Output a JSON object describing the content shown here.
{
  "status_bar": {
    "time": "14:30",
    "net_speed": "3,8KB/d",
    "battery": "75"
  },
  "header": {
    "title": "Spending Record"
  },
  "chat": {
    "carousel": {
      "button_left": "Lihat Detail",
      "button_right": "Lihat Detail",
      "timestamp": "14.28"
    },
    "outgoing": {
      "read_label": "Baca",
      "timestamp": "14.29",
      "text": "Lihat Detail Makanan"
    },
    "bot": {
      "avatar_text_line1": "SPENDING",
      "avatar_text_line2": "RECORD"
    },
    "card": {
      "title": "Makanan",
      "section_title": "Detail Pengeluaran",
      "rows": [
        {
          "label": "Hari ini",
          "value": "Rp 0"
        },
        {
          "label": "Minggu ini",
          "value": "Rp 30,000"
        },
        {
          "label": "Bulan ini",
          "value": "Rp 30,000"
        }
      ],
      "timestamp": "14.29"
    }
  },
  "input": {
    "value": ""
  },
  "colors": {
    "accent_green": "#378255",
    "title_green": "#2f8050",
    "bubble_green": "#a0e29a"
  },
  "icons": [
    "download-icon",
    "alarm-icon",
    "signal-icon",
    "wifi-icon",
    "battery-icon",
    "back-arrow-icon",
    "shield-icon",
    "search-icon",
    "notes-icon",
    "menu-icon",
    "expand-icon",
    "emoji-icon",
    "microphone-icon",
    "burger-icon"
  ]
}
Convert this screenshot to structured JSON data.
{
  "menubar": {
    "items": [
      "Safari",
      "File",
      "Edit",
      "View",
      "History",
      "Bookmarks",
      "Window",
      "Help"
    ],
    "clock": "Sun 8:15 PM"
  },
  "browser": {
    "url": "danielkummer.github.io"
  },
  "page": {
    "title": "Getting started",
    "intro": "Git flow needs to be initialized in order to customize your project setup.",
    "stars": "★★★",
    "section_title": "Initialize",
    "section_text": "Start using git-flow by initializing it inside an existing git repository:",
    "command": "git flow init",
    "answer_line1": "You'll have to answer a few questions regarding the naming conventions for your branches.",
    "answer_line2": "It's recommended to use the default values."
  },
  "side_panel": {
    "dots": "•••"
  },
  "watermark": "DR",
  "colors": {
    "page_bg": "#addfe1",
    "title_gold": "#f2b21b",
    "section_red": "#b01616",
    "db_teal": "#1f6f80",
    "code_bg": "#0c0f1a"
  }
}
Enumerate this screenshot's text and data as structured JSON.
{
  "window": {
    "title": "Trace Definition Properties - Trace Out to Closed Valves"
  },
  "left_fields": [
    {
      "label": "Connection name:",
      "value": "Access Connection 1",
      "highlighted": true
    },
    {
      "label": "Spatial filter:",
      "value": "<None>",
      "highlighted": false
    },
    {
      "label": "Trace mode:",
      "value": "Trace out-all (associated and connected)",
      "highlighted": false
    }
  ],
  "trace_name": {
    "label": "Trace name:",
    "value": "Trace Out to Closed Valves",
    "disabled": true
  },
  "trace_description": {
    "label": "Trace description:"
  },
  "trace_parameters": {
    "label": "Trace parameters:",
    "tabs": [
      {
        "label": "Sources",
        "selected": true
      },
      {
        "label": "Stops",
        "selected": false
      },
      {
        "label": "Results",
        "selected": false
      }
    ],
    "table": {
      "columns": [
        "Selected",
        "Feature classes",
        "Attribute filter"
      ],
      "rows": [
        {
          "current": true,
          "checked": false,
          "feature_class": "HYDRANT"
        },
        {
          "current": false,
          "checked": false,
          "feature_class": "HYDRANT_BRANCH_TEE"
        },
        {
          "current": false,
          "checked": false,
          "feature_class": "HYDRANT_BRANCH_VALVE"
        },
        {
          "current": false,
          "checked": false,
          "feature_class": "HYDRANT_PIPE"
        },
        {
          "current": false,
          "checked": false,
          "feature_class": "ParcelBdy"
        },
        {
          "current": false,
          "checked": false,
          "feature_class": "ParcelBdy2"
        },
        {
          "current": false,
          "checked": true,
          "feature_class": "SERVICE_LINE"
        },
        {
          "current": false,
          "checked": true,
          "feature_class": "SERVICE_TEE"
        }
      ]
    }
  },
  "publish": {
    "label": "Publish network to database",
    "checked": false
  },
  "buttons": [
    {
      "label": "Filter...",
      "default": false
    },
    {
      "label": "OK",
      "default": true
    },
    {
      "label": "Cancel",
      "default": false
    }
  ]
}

○ ○ ○ ○

# Required work
Search the records for the word "Closed". Copy every line that has it.

# Exercise solution
    "title": "Trace Definition Properties - Trace Out to Closed Valves"
    "value": "Trace Out to Closed Valves",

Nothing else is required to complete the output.